# THE TASK
Review the material line by line. Identify and copy every line that contains the string "therapy".

======== RECORDS

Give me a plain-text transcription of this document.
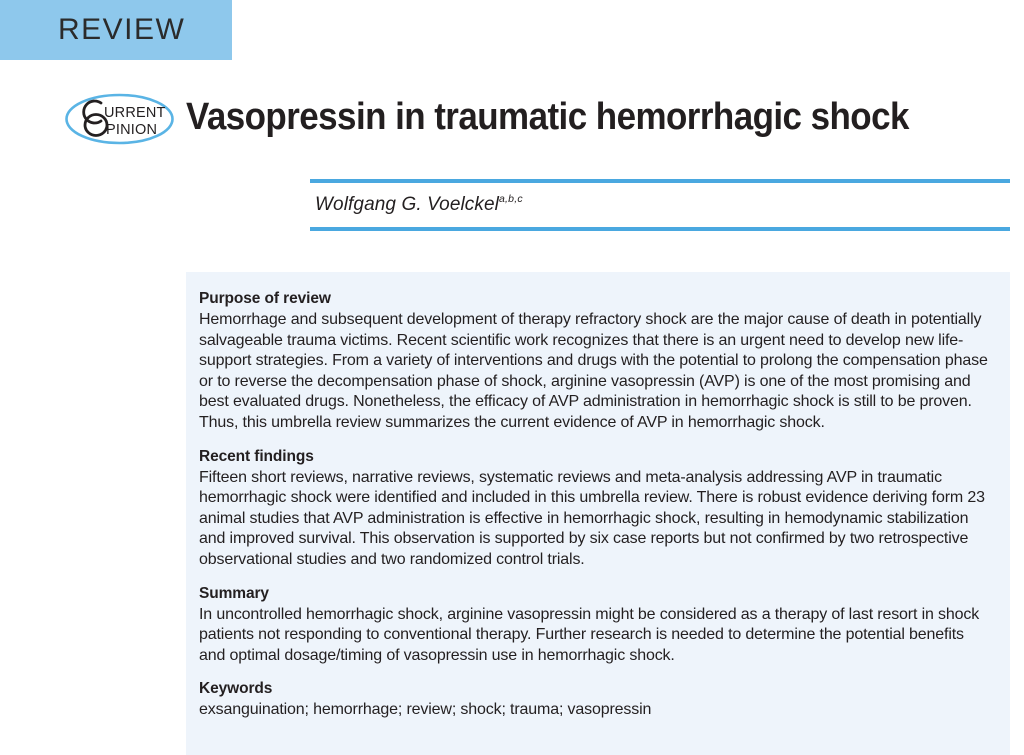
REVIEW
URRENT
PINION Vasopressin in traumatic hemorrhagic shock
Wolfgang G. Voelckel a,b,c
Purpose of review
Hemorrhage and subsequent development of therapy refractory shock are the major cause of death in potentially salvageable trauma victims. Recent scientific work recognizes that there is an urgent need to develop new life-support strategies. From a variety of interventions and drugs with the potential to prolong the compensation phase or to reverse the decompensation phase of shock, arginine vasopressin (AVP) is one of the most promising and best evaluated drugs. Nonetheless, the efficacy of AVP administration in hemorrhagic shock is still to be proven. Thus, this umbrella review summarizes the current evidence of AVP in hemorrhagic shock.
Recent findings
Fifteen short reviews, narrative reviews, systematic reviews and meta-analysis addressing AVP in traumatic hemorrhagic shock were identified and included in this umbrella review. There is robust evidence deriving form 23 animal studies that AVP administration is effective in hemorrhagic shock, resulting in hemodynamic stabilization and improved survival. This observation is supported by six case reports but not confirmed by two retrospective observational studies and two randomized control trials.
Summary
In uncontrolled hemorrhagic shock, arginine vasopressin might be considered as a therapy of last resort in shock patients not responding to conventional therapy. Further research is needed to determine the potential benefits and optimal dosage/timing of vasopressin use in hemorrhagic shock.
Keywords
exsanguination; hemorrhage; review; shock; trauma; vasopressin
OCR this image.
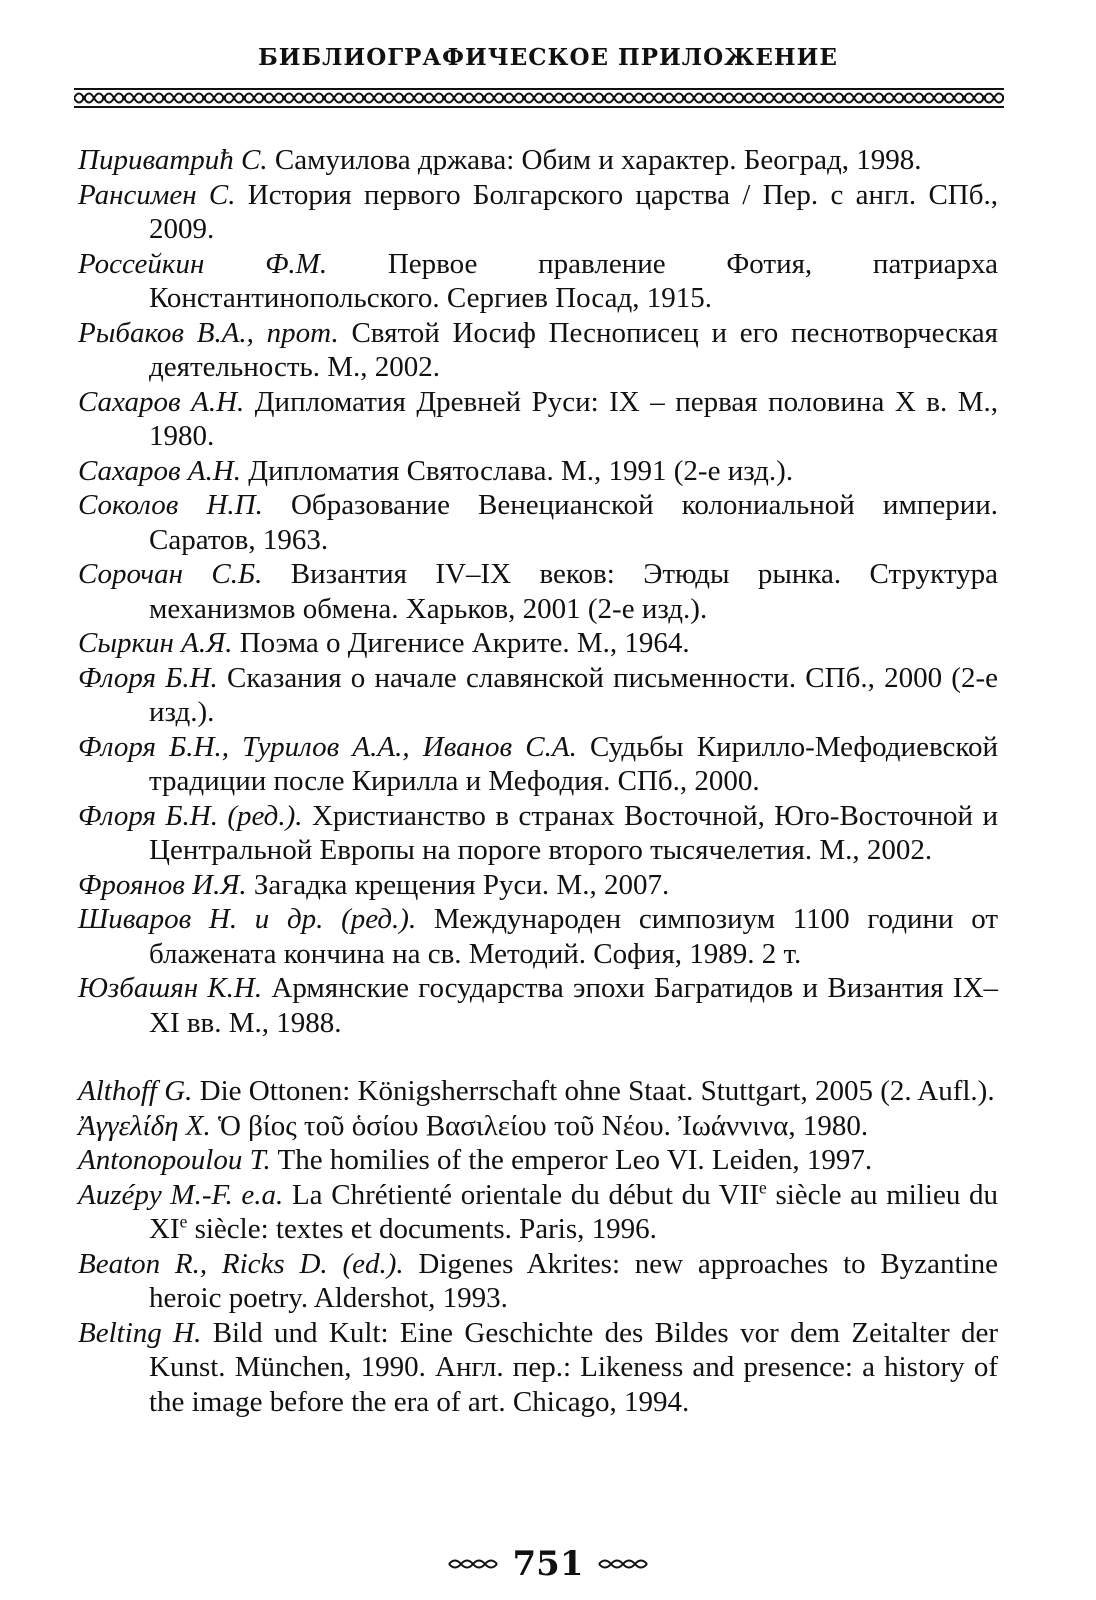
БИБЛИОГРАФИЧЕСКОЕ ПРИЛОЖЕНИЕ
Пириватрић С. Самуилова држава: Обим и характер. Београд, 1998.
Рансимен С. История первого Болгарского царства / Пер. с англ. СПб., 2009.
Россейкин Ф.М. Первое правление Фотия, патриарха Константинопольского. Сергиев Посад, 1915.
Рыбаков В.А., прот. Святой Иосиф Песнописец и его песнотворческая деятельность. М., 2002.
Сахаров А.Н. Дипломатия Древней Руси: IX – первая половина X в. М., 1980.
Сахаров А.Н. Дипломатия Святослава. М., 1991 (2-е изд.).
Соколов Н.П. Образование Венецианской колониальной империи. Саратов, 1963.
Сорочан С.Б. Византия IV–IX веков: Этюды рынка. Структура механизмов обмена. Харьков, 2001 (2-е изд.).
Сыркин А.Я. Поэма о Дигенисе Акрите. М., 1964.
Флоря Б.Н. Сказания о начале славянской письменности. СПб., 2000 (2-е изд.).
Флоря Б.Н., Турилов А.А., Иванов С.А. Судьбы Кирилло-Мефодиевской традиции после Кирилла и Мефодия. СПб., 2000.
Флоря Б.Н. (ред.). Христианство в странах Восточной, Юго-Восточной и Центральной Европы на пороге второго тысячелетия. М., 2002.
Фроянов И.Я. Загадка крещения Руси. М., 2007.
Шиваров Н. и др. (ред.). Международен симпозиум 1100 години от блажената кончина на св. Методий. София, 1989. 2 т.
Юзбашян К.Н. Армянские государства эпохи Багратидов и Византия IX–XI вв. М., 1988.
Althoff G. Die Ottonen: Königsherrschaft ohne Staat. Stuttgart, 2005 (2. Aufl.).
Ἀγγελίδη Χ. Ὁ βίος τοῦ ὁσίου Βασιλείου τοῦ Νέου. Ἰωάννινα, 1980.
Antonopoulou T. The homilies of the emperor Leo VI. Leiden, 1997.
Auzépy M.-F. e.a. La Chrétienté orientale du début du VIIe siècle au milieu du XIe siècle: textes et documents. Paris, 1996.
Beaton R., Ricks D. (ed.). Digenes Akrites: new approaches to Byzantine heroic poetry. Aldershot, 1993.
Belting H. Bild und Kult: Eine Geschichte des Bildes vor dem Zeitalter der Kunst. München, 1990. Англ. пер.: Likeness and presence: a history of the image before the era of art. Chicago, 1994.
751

================
======== RECORDS

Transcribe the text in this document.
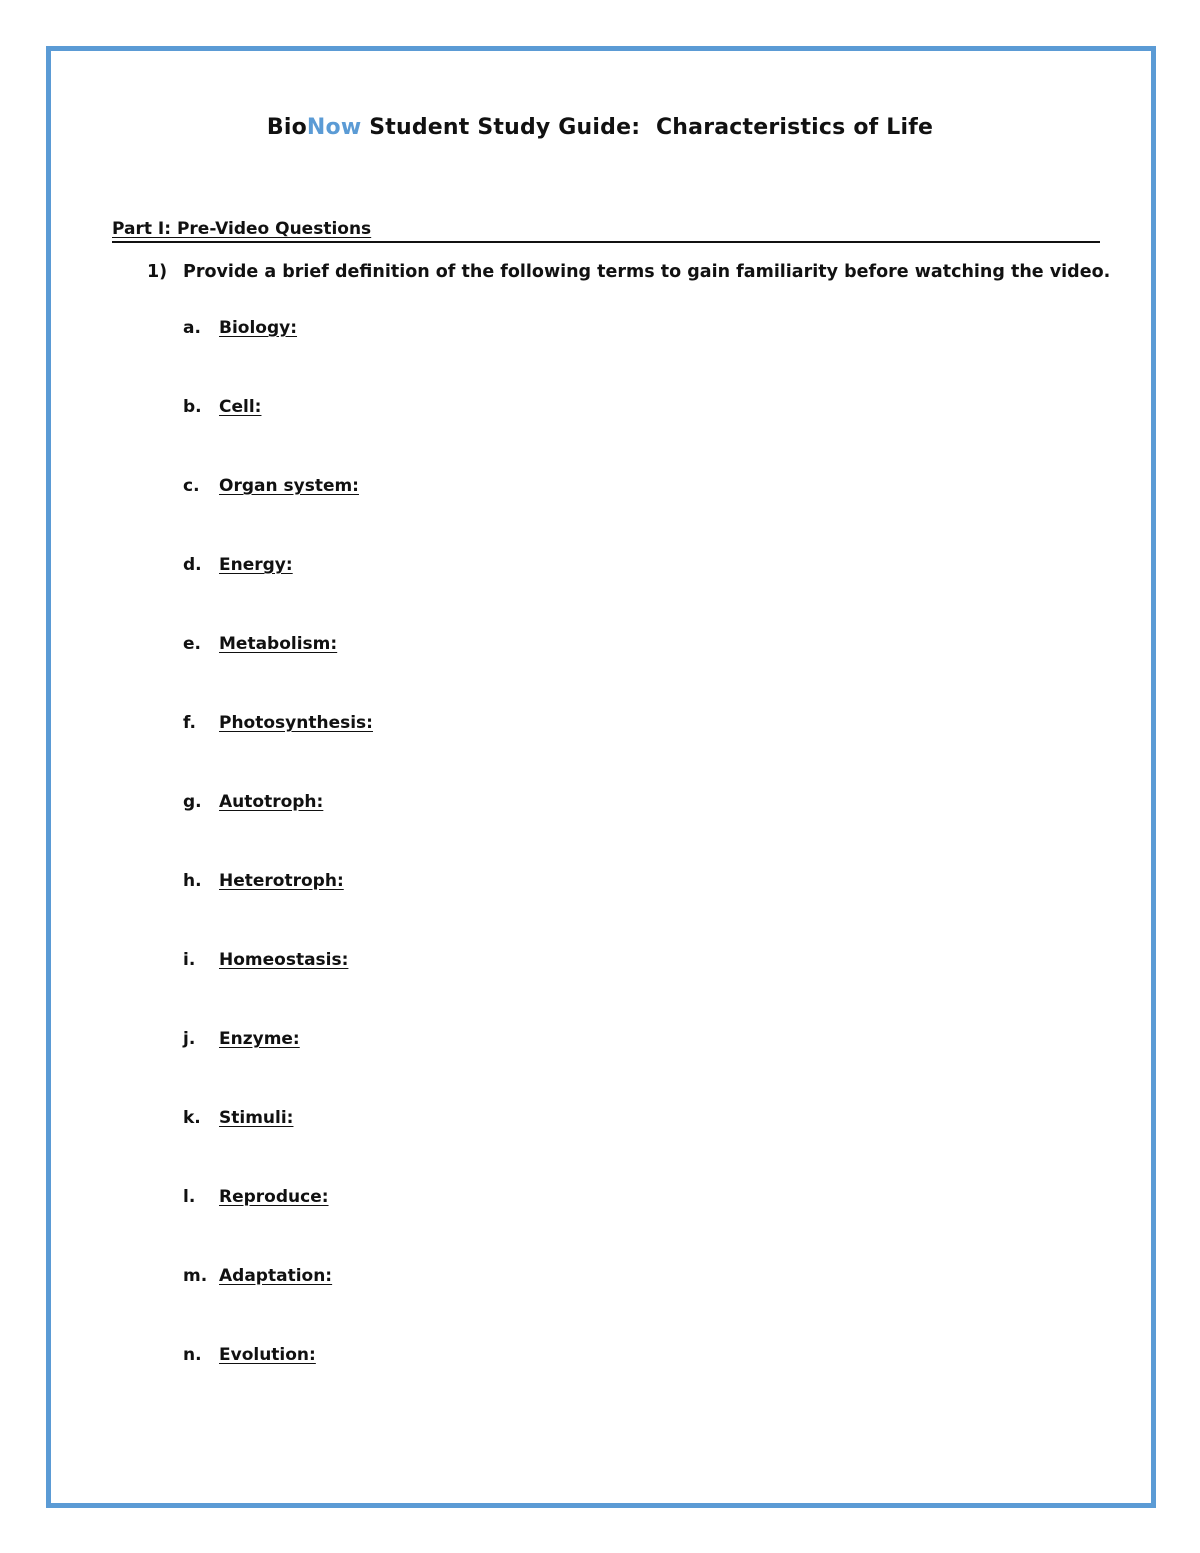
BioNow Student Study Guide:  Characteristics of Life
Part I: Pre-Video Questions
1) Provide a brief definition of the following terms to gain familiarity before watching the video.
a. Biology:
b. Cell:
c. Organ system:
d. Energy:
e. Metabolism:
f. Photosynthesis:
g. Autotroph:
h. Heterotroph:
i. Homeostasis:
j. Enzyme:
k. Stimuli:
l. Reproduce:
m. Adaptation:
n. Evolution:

================

# WORKED SOLUTION
Hemorrhage and subsequent development of therapy refractory shock are the major cause of death in potentially salvageable trauma victims. Recent scientific work recognizes that there is an urgent need to develop new life-support strategies. From a variety of interventions and drugs with the potential to prolong the compensation phase or to reverse the decompensation phase of shock, arginine vasopressin (AVP) is one of the most promising and best evaluated drugs. Nonetheless, the efficacy of AVP administration in hemorrhagic shock is still to be proven. Thus, this umbrella review summarizes the current evidence of AVP in hemorrhagic shock.
In uncontrolled hemorrhagic shock, arginine vasopressin might be considered as a therapy of last resort in shock patients not responding to conventional therapy. Further research is needed to determine the potential benefits and optimal dosage/timing of vasopressin use in hemorrhagic shock.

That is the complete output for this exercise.